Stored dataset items
★ ★ ★ ★

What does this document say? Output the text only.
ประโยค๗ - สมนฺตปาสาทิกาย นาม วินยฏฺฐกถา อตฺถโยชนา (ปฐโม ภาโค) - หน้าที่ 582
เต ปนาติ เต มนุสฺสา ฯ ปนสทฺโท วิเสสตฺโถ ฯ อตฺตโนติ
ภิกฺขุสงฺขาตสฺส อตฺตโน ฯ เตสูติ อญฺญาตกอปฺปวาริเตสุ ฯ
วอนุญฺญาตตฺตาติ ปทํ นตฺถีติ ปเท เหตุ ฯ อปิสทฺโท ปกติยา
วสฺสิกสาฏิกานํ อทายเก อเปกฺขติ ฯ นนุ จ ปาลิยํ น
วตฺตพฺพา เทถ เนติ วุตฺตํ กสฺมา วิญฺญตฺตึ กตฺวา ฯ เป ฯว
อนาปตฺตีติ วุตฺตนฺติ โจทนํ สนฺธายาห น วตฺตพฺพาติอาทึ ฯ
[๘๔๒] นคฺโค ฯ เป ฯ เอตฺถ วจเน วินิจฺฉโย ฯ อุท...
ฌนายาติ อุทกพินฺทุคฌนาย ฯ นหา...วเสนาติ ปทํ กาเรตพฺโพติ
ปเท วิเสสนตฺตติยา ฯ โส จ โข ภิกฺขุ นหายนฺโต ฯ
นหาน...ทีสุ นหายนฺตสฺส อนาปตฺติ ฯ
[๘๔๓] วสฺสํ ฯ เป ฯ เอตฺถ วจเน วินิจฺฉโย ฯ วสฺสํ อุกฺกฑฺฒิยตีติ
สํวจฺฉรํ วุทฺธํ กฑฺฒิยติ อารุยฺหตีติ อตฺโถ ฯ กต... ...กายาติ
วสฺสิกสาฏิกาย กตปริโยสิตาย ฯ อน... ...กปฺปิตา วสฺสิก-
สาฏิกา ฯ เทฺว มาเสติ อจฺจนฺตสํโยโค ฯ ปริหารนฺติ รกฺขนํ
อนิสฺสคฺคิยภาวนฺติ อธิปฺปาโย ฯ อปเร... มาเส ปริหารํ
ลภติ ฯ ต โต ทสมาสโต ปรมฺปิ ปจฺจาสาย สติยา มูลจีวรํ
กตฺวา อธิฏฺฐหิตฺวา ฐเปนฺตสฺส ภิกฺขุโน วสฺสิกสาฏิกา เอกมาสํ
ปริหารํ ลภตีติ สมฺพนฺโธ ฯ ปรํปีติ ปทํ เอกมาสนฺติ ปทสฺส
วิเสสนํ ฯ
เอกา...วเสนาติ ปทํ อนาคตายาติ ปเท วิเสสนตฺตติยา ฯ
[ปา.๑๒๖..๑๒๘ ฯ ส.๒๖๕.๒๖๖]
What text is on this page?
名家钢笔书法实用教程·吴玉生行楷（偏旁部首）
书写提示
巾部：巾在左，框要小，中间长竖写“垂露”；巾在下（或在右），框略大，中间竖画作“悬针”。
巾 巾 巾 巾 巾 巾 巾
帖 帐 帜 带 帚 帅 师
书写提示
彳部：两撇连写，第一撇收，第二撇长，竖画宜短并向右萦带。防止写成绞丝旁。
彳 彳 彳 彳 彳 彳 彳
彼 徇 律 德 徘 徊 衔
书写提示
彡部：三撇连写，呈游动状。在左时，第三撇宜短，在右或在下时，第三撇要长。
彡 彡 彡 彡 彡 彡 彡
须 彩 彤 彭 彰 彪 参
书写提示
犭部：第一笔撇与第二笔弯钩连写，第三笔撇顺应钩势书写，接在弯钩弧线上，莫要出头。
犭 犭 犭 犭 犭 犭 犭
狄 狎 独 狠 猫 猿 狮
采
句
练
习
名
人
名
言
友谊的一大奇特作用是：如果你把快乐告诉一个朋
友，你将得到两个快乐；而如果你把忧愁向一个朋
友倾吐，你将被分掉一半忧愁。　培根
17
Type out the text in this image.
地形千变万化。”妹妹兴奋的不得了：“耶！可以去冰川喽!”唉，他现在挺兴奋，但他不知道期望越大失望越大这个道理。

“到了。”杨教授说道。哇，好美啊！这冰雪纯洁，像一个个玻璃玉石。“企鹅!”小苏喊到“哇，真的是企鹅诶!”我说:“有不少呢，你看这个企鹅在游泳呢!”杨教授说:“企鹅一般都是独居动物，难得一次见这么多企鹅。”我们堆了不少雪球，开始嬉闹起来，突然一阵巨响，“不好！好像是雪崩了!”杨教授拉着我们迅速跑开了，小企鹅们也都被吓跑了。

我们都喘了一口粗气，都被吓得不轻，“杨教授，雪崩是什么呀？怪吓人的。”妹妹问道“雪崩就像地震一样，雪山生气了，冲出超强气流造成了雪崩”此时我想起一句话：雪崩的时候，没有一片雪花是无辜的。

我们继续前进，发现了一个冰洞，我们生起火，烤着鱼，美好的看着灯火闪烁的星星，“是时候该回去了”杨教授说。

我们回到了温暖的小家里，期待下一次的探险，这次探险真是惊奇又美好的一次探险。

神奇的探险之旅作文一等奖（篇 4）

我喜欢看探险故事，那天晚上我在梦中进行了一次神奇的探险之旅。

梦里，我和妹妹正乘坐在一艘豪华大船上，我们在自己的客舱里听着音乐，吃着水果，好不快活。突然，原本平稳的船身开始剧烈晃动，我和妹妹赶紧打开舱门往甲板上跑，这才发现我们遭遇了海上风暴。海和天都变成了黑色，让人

★ ★ ★ ★

*EXERCISE REQUIREMENTS*:
From the records above, pick out and copy each line holding the word "杨教授说".

*WORKED SOLUTION*:
“到了。”杨教授说道。哇，好美啊！这冰雪纯洁，像一个个玻璃玉石。“企鹅!”小苏喊到“哇，真的是企鹅诶!”我说:“有不少呢，你看这个企鹅在游泳呢!”杨教授说:“企鹅一般都是独居动物，难得一次见这么多企鹅。”我们堆了不少雪球，开始嬉闹起来，突然一阵巨响，“不好！好像是雪崩了!”杨教授拉着我们迅速跑开了，小企鹅们也都被吓跑了。
我们继续前进，发现了一个冰洞，我们生起火，烤着鱼，美好的看着灯火闪烁的星星，“是时候该回去了”杨教授说。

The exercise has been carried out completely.